_TO DO_
Extract each line containing the string "footer".

_INFORMATION GIVEN_
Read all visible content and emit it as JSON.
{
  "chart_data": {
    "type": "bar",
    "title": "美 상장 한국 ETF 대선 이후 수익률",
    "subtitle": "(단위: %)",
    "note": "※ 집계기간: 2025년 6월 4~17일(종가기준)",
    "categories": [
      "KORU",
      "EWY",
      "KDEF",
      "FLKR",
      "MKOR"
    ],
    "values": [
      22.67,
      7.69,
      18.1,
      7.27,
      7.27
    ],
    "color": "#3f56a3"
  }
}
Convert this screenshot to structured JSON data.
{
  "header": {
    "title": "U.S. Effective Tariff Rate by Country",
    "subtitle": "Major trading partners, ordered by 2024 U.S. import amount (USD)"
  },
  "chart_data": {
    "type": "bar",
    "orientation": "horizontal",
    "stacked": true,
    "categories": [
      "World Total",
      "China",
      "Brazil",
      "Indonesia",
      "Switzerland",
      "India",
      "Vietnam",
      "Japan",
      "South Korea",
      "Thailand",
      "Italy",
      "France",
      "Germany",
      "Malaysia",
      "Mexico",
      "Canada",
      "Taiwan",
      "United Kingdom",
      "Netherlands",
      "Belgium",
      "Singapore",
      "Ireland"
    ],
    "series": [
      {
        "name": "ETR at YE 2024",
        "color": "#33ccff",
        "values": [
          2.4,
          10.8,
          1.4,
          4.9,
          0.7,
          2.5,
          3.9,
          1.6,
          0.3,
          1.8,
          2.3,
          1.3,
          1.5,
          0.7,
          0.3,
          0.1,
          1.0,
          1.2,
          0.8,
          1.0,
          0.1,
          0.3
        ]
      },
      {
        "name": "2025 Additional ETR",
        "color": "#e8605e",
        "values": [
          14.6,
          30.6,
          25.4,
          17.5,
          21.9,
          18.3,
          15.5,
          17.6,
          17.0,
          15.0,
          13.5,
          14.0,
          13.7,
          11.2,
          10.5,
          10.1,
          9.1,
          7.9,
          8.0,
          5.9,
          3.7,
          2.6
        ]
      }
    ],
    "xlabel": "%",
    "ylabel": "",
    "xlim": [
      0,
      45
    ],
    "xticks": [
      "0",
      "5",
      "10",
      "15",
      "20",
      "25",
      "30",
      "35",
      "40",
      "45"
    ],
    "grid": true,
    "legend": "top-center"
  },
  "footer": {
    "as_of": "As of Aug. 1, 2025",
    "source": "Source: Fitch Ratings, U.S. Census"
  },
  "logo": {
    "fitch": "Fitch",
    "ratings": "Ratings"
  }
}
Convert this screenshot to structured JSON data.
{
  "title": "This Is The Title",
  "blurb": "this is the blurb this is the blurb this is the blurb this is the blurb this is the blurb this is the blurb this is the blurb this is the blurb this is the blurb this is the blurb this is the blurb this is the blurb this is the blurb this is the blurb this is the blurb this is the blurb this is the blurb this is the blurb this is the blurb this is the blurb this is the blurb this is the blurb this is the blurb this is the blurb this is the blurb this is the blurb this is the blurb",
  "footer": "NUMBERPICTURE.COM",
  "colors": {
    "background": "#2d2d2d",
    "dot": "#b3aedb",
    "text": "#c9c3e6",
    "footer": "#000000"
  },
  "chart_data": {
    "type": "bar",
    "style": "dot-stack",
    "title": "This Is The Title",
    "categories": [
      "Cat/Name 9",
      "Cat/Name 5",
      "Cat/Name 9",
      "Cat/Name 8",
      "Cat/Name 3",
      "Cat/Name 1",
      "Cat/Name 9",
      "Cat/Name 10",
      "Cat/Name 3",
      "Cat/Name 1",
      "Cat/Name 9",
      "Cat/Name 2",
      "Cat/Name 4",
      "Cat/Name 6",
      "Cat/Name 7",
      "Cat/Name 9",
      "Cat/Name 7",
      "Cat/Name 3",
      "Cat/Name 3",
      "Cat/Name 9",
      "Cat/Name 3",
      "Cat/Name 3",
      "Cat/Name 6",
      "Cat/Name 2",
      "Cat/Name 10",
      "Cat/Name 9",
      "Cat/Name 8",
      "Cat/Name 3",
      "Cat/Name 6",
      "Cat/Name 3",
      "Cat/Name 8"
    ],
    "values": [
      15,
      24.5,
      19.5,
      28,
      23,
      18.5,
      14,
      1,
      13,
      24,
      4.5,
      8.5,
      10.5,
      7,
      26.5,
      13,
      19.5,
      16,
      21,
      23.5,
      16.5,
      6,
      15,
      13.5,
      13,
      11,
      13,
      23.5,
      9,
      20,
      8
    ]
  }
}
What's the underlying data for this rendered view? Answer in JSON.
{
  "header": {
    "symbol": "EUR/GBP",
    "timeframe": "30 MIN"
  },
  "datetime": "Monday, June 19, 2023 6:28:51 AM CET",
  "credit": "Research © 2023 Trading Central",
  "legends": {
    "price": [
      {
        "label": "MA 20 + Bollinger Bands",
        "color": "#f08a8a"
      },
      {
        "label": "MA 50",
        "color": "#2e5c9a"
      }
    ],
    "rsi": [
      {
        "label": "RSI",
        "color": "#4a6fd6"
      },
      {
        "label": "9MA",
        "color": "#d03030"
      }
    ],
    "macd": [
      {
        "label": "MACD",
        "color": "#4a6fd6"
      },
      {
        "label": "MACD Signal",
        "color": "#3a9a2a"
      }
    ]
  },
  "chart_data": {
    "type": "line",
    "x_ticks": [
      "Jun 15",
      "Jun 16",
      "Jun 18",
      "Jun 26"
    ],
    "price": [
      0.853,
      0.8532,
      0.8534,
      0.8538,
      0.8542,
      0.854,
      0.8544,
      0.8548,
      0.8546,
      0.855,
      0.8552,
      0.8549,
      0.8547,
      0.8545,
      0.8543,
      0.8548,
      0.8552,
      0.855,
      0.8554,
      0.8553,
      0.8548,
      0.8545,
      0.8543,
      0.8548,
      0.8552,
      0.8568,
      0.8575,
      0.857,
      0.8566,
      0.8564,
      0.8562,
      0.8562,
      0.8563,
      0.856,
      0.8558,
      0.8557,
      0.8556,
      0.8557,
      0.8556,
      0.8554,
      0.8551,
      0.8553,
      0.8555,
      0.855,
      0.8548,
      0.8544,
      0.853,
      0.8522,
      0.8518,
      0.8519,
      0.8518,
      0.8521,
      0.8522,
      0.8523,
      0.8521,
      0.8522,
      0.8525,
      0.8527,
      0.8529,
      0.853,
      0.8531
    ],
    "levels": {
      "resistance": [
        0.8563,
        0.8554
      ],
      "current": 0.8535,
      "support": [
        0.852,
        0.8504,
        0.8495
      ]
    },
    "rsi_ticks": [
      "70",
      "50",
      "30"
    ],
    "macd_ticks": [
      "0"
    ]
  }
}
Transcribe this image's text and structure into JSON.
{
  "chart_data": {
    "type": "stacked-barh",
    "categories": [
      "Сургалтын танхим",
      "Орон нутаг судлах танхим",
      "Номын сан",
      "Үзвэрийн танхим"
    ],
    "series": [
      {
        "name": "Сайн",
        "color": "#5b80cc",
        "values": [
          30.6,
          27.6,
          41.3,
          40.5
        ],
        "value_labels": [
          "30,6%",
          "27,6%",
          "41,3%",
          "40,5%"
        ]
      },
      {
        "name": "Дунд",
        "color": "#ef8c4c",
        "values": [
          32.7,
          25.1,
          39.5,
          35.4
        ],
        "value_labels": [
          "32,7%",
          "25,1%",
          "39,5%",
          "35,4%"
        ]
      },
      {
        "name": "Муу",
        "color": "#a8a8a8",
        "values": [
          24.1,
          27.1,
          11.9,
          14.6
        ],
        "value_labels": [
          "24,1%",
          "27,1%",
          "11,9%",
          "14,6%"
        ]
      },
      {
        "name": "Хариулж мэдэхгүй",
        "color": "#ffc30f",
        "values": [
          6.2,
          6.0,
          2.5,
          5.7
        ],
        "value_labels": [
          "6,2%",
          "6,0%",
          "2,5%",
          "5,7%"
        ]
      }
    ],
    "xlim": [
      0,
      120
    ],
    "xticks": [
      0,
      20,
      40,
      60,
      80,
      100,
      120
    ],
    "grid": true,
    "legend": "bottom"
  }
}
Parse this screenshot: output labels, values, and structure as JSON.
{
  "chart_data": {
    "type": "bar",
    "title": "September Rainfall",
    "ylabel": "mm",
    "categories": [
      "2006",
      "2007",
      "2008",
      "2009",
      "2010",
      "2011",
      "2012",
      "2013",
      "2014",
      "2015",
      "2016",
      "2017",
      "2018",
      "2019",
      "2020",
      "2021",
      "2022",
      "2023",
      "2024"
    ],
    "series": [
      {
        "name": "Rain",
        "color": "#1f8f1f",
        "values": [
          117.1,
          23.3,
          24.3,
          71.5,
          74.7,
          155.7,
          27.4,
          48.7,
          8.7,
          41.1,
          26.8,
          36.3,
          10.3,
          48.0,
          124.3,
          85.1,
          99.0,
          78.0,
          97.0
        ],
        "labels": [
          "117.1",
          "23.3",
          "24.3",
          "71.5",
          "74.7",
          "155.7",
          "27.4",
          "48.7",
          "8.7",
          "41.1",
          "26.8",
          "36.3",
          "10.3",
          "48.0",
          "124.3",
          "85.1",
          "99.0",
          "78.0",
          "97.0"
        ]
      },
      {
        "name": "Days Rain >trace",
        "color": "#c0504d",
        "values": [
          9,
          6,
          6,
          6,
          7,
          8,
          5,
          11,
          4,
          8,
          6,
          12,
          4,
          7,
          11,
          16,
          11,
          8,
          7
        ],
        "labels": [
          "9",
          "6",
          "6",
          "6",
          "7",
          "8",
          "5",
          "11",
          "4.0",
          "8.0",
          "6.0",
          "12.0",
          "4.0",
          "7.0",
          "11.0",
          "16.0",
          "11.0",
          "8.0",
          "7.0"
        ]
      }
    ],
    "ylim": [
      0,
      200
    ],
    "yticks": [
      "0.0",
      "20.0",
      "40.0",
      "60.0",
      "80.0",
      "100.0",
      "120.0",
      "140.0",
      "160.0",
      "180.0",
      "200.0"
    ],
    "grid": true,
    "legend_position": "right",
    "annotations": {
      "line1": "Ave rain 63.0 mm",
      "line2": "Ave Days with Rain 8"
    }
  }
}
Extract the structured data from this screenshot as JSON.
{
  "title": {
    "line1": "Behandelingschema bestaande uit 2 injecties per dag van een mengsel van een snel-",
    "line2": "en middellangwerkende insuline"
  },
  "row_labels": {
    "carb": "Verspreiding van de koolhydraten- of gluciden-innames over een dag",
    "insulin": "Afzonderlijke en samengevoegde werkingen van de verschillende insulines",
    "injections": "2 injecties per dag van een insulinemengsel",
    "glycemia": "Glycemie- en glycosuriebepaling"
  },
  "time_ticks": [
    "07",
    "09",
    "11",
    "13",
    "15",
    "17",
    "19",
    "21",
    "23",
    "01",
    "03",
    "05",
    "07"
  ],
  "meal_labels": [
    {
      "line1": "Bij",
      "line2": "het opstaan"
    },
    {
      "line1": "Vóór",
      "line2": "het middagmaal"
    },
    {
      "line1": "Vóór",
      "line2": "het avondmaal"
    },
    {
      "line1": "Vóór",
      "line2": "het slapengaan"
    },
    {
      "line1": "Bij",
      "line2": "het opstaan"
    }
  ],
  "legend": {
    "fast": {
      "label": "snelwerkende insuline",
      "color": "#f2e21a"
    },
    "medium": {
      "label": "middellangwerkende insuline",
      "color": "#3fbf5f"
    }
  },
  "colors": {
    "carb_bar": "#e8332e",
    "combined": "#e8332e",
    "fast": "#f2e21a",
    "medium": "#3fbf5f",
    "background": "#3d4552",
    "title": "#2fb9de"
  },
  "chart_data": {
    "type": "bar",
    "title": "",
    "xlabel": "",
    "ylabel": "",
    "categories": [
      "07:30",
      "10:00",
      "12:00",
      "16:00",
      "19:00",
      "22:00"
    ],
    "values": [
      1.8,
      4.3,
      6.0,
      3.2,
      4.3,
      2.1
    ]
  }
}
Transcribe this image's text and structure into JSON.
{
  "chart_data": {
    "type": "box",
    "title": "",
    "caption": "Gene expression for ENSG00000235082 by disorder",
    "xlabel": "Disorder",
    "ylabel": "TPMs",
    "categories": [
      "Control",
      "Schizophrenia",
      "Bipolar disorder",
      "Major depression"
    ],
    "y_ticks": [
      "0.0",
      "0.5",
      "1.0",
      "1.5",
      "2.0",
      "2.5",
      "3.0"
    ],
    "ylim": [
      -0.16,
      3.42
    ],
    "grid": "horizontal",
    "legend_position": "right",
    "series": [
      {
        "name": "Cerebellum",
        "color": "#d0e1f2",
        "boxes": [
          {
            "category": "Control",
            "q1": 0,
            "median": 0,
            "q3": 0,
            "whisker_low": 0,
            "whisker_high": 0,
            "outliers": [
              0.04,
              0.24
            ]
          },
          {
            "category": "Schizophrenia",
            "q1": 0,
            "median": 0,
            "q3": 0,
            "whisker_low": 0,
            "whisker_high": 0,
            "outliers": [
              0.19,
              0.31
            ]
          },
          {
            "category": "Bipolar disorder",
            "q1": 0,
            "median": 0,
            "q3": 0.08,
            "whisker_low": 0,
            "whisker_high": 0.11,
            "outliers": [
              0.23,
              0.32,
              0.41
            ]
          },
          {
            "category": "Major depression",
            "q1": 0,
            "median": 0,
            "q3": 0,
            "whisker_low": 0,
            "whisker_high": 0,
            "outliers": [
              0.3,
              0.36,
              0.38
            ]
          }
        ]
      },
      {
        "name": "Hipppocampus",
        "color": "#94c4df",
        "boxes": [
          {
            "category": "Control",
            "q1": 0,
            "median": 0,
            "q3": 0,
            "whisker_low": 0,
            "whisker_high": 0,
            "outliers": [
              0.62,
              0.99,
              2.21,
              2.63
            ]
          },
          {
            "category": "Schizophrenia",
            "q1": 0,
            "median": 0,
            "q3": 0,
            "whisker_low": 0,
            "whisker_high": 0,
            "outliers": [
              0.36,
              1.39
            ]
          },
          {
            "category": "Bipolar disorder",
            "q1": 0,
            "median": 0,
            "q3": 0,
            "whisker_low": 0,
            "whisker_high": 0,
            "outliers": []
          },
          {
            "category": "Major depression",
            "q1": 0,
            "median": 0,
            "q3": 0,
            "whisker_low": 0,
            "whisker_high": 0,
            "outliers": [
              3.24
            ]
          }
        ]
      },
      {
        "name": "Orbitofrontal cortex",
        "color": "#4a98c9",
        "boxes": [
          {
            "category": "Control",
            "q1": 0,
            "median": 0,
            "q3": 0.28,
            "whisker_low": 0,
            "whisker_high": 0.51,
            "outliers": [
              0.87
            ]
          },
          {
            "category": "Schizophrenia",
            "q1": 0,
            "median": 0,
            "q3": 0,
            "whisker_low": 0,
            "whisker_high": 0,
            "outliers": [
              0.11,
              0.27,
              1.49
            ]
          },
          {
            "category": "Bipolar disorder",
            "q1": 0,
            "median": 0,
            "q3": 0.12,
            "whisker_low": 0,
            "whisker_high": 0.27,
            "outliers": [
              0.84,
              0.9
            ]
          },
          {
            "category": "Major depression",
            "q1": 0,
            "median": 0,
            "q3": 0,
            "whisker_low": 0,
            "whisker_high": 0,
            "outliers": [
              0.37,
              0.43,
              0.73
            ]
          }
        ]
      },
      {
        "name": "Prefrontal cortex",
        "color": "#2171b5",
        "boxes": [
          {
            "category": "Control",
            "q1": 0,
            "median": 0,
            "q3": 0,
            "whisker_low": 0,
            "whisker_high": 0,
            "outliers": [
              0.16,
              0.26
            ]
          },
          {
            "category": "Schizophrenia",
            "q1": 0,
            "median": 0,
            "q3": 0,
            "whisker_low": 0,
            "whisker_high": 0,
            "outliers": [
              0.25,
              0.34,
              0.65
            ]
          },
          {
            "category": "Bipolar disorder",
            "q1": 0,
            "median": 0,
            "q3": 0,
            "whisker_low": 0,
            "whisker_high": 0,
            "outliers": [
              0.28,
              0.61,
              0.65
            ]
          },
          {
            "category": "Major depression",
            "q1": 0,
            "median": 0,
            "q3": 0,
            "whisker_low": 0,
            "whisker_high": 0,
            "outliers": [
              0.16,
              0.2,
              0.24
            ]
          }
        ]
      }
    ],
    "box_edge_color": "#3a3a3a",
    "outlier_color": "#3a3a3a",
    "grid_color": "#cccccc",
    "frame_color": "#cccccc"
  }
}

_OUTPUT_
  "footer": {
  "footer": "NUMBERPICTURE.COM",
    "footer": "#000000"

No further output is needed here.